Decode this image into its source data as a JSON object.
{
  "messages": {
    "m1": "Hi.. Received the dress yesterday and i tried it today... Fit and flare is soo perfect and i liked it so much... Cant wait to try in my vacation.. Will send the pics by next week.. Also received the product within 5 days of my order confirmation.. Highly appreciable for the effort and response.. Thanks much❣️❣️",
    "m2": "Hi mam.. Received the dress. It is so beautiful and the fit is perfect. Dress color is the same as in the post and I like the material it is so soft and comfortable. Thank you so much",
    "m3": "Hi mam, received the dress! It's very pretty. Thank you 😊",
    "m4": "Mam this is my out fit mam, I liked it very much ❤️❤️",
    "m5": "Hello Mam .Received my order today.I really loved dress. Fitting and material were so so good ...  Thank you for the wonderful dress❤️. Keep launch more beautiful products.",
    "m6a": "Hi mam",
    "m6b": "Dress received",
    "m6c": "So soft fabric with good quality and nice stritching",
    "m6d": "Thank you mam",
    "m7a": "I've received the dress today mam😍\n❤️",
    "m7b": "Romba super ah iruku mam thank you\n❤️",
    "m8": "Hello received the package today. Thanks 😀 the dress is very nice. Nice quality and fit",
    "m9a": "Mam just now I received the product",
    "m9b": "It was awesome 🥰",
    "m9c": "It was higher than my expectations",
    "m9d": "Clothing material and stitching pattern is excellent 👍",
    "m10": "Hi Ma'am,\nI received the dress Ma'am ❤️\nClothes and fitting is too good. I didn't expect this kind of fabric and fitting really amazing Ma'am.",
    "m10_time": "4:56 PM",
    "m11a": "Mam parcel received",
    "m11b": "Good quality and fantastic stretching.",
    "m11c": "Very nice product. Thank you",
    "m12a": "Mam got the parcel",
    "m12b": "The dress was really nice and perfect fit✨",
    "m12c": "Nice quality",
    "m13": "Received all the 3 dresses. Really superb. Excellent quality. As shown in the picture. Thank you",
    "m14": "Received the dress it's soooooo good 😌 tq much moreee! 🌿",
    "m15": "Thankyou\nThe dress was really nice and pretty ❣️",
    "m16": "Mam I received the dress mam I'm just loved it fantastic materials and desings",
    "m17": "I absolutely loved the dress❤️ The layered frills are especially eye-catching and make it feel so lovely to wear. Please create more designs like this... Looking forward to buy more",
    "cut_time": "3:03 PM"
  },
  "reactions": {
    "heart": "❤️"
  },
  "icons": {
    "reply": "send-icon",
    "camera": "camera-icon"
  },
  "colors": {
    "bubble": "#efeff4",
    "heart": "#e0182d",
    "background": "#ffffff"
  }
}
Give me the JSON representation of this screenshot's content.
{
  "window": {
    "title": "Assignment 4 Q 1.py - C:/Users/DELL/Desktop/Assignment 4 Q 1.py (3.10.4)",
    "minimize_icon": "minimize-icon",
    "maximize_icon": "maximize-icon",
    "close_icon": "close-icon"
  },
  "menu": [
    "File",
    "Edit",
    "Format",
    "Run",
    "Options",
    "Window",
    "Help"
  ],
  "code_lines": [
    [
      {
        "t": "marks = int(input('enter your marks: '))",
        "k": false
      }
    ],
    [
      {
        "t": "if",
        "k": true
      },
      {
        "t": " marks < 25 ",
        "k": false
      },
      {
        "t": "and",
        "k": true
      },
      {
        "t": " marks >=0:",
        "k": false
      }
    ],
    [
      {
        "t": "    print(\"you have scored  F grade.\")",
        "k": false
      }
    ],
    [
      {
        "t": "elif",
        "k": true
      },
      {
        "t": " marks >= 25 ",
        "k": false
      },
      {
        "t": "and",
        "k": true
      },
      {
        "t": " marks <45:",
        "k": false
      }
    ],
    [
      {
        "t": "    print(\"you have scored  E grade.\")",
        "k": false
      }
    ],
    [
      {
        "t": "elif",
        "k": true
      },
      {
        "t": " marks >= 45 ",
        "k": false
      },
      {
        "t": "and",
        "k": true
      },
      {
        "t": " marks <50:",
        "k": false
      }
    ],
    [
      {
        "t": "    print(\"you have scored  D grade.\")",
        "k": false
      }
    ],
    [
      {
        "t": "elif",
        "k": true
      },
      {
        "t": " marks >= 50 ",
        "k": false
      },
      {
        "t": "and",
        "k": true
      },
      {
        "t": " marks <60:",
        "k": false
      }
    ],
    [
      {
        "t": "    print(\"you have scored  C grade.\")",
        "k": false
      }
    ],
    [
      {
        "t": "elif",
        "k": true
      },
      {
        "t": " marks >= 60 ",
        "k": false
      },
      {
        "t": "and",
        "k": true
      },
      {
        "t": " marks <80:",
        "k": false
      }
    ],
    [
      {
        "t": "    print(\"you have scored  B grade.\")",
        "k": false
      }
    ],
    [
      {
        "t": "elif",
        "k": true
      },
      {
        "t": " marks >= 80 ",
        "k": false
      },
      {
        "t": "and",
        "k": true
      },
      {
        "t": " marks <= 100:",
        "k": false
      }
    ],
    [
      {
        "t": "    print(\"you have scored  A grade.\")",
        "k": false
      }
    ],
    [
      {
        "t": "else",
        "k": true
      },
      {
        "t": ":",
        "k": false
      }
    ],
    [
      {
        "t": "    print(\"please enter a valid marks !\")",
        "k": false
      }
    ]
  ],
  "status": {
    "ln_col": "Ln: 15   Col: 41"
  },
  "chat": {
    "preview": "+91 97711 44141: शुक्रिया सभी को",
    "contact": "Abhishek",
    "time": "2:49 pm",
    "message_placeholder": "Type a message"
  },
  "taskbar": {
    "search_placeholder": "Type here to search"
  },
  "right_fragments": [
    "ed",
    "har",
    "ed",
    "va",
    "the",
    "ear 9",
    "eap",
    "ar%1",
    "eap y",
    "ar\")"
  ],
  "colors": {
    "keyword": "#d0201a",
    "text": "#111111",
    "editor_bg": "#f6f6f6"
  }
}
=-=-=-=-=
Exercise directions:
Exactly reproduce every line found in the records.

Correct answer:
Decode this image into its source data as a JSON object.
{
  "messages": {
    "m1": "Hi.. Received the dress yesterday and i tried it today... Fit and flare is soo perfect and i liked it so much... Cant wait to try in my vacation.. Will send the pics by next week.. Also received the product within 5 days of my order confirmation.. Highly appreciable for the effort and response.. Thanks much❣️❣️",
    "m2": "Hi mam.. Received the dress. It is so beautiful and the fit is perfect. Dress color is the same as in the post and I like the material it is so soft and comfortable. Thank you so much",
    "m3": "Hi mam, received the dress! It's very pretty. Thank you 😊",
    "m4": "Mam this is my out fit mam, I liked it very much ❤️❤️",
    "m5": "Hello Mam .Received my order today.I really loved dress. Fitting and material were so so good ...  Thank you for the wonderful dress❤️. Keep launch more beautiful products.",
    "m6a": "Hi mam",
    "m6b": "Dress received",
    "m6c": "So soft fabric with good quality and nice stritching",
    "m6d": "Thank you mam",
    "m7a": "I've received the dress today mam😍\n❤️",
    "m7b": "Romba super ah iruku mam thank you\n❤️",
    "m8": "Hello received the package today. Thanks 😀 the dress is very nice. Nice quality and fit",
    "m9a": "Mam just now I received the product",
    "m9b": "It was awesome 🥰",
    "m9c": "It was higher than my expectations",
    "m9d": "Clothing material and stitching pattern is excellent 👍",
    "m10": "Hi Ma'am,\nI received the dress Ma'am ❤️\nClothes and fitting is too good. I didn't expect this kind of fabric and fitting really amazing Ma'am.",
    "m10_time": "4:56 PM",
    "m11a": "Mam parcel received",
    "m11b": "Good quality and fantastic stretching.",
    "m11c": "Very nice product. Thank you",
    "m12a": "Mam got the parcel",
    "m12b": "The dress was really nice and perfect fit✨",
    "m12c": "Nice quality",
    "m13": "Received all the 3 dresses. Really superb. Excellent quality. As shown in the picture. Thank you",
    "m14": "Received the dress it's soooooo good 😌 tq much moreee! 🌿",
    "m15": "Thankyou\nThe dress was really nice and pretty ❣️",
    "m16": "Mam I received the dress mam I'm just loved it fantastic materials and desings",
    "m17": "I absolutely loved the dress❤️ The layered frills are especially eye-catching and make it feel so lovely to wear. Please create more designs like this... Looking forward to buy more",
    "cut_time": "3:03 PM"
  },
  "reactions": {
    "heart": "❤️"
  },
  "icons": {
    "reply": "send-icon",
    "camera": "camera-icon"
  },
  "colors": {
    "bubble": "#efeff4",
    "heart": "#e0182d",
    "background": "#ffffff"
  }
}
Give me the JSON representation of this screenshot's content.
{
  "window": {
    "title": "Assignment 4 Q 1.py - C:/Users/DELL/Desktop/Assignment 4 Q 1.py (3.10.4)",
    "minimize_icon": "minimize-icon",
    "maximize_icon": "maximize-icon",
    "close_icon": "close-icon"
  },
  "menu": [
    "File",
    "Edit",
    "Format",
    "Run",
    "Options",
    "Window",
    "Help"
  ],
  "code_lines": [
    [
      {
        "t": "marks = int(input('enter your marks: '))",
        "k": false
      }
    ],
    [
      {
        "t": "if",
        "k": true
      },
      {
        "t": " marks < 25 ",
        "k": false
      },
      {
        "t": "and",
        "k": true
      },
      {
        "t": " marks >=0:",
        "k": false
      }
    ],
    [
      {
        "t": "    print(\"you have scored  F grade.\")",
        "k": false
      }
    ],
    [
      {
        "t": "elif",
        "k": true
      },
      {
        "t": " marks >= 25 ",
        "k": false
      },
      {
        "t": "and",
        "k": true
      },
      {
        "t": " marks <45:",
        "k": false
      }
    ],
    [
      {
        "t": "    print(\"you have scored  E grade.\")",
        "k": false
      }
    ],
    [
      {
        "t": "elif",
        "k": true
      },
      {
        "t": " marks >= 45 ",
        "k": false
      },
      {
        "t": "and",
        "k": true
      },
      {
        "t": " marks <50:",
        "k": false
      }
    ],
    [
      {
        "t": "    print(\"you have scored  D grade.\")",
        "k": false
      }
    ],
    [
      {
        "t": "elif",
        "k": true
      },
      {
        "t": " marks >= 50 ",
        "k": false
      },
      {
        "t": "and",
        "k": true
      },
      {
        "t": " marks <60:",
        "k": false
      }
    ],
    [
      {
        "t": "    print(\"you have scored  C grade.\")",
        "k": false
      }
    ],
    [
      {
        "t": "elif",
        "k": true
      },
      {
        "t": " marks >= 60 ",
        "k": false
      },
      {
        "t": "and",
        "k": true
      },
      {
        "t": " marks <80:",
        "k": false
      }
    ],
    [
      {
        "t": "    print(\"you have scored  B grade.\")",
        "k": false
      }
    ],
    [
      {
        "t": "elif",
        "k": true
      },
      {
        "t": " marks >= 80 ",
        "k": false
      },
      {
        "t": "and",
        "k": true
      },
      {
        "t": " marks <= 100:",
        "k": false
      }
    ],
    [
      {
        "t": "    print(\"you have scored  A grade.\")",
        "k": false
      }
    ],
    [
      {
        "t": "else",
        "k": true
      },
      {
        "t": ":",
        "k": false
      }
    ],
    [
      {
        "t": "    print(\"please enter a valid marks !\")",
        "k": false
      }
    ]
  ],
  "status": {
    "ln_col": "Ln: 15   Col: 41"
  },
  "chat": {
    "preview": "+91 97711 44141: शुक्रिया सभी को",
    "contact": "Abhishek",
    "time": "2:49 pm",
    "message_placeholder": "Type a message"
  },
  "taskbar": {
    "search_placeholder": "Type here to search"
  },
  "right_fragments": [
    "ed",
    "har",
    "ed",
    "va",
    "the",
    "ear 9",
    "eap",
    "ar%1",
    "eap y",
    "ar\")"
  ],
  "colors": {
    "keyword": "#d0201a",
    "text": "#111111",
    "editor_bg": "#f6f6f6"
  }
}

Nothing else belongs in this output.